Quote every entry word for word.
+ + + + + + +
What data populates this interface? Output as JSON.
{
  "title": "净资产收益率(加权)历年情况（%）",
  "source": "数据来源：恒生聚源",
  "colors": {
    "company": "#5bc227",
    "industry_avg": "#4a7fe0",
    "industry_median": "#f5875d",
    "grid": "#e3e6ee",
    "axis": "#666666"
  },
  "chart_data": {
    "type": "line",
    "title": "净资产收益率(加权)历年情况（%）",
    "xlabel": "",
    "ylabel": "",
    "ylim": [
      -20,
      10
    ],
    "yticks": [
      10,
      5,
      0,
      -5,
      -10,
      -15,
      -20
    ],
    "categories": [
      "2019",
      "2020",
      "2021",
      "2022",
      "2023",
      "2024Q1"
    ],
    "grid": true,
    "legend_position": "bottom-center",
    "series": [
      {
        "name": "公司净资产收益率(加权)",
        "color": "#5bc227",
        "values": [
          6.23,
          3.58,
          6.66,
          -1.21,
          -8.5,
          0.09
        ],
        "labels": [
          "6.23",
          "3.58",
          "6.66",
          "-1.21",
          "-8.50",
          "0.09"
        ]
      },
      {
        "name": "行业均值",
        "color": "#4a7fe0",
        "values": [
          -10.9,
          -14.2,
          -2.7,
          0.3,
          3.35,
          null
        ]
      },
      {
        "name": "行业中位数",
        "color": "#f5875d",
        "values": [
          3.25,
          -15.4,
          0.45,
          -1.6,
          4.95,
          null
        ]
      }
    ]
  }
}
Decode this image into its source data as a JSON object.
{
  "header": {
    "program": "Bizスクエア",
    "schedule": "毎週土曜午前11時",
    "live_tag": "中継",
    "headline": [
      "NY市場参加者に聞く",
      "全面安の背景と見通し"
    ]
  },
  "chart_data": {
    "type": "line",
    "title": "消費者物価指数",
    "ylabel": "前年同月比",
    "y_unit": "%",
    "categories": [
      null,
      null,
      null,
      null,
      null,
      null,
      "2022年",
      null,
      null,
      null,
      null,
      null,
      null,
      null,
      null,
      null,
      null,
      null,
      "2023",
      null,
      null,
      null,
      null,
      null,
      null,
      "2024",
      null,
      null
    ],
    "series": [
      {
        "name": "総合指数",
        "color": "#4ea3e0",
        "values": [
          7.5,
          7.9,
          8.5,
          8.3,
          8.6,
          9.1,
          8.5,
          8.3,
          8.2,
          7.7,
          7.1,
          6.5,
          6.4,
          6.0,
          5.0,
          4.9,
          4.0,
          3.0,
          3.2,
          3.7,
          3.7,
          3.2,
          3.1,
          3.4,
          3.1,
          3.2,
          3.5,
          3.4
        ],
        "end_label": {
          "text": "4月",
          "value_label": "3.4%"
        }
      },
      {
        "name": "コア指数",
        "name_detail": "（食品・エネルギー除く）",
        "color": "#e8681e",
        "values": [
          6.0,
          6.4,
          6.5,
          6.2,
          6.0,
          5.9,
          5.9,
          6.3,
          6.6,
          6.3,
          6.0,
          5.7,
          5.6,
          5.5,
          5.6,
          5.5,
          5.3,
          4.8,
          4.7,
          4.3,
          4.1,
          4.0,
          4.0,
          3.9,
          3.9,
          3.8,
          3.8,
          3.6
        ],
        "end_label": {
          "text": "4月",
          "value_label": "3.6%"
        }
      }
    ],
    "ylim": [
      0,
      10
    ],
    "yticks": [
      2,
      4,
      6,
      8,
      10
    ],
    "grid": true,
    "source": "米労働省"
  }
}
+ + + + + + +
Task output:
What data populates this interface? Output as JSON.
{
  "title": "净资产收益率(加权)历年情况（%）",
  "source": "数据来源：恒生聚源",
  "colors": {
    "company": "#5bc227",
    "industry_avg": "#4a7fe0",
    "industry_median": "#f5875d",
    "grid": "#e3e6ee",
    "axis": "#666666"
  },
  "chart_data": {
    "type": "line",
    "title": "净资产收益率(加权)历年情况（%）",
    "xlabel": "",
    "ylabel": "",
    "ylim": [
      -20,
      10
    ],
    "yticks": [
      10,
      5,
      0,
      -5,
      -10,
      -15,
      -20
    ],
    "categories": [
      "2019",
      "2020",
      "2021",
      "2022",
      "2023",
      "2024Q1"
    ],
    "grid": true,
    "legend_position": "bottom-center",
    "series": [
      {
        "name": "公司净资产收益率(加权)",
        "color": "#5bc227",
        "values": [
          6.23,
          3.58,
          6.66,
          -1.21,
          -8.5,
          0.09
        ],
        "labels": [
          "6.23",
          "3.58",
          "6.66",
          "-1.21",
          "-8.50",
          "0.09"
        ]
      },
      {
        "name": "行业均值",
        "color": "#4a7fe0",
        "values": [
          -10.9,
          -14.2,
          -2.7,
          0.3,
          3.35,
          null
        ]
      },
      {
        "name": "行业中位数",
        "color": "#f5875d",
        "values": [
          3.25,
          -15.4,
          0.45,
          -1.6,
          4.95,
          null
        ]
      }
    ]
  }
}
Decode this image into its source data as a JSON object.
{
  "header": {
    "program": "Bizスクエア",
    "schedule": "毎週土曜午前11時",
    "live_tag": "中継",
    "headline": [
      "NY市場参加者に聞く",
      "全面安の背景と見通し"
    ]
  },
  "chart_data": {
    "type": "line",
    "title": "消費者物価指数",
    "ylabel": "前年同月比",
    "y_unit": "%",
    "categories": [
      null,
      null,
      null,
      null,
      null,
      null,
      "2022年",
      null,
      null,
      null,
      null,
      null,
      null,
      null,
      null,
      null,
      null,
      null,
      "2023",
      null,
      null,
      null,
      null,
      null,
      null,
      "2024",
      null,
      null
    ],
    "series": [
      {
        "name": "総合指数",
        "color": "#4ea3e0",
        "values": [
          7.5,
          7.9,
          8.5,
          8.3,
          8.6,
          9.1,
          8.5,
          8.3,
          8.2,
          7.7,
          7.1,
          6.5,
          6.4,
          6.0,
          5.0,
          4.9,
          4.0,
          3.0,
          3.2,
          3.7,
          3.7,
          3.2,
          3.1,
          3.4,
          3.1,
          3.2,
          3.5,
          3.4
        ],
        "end_label": {
          "text": "4月",
          "value_label": "3.4%"
        }
      },
      {
        "name": "コア指数",
        "name_detail": "（食品・エネルギー除く）",
        "color": "#e8681e",
        "values": [
          6.0,
          6.4,
          6.5,
          6.2,
          6.0,
          5.9,
          5.9,
          6.3,
          6.6,
          6.3,
          6.0,
          5.7,
          5.6,
          5.5,
          5.6,
          5.5,
          5.3,
          4.8,
          4.7,
          4.3,
          4.1,
          4.0,
          4.0,
          3.9,
          3.9,
          3.8,
          3.8,
          3.6
        ],
        "end_label": {
          "text": "4月",
          "value_label": "3.6%"
        }
      }
    ],
    "ylim": [
      0,
      10
    ],
    "yticks": [
      2,
      4,
      6,
      8,
      10
    ],
    "grid": true,
    "source": "米労働省"
  }
}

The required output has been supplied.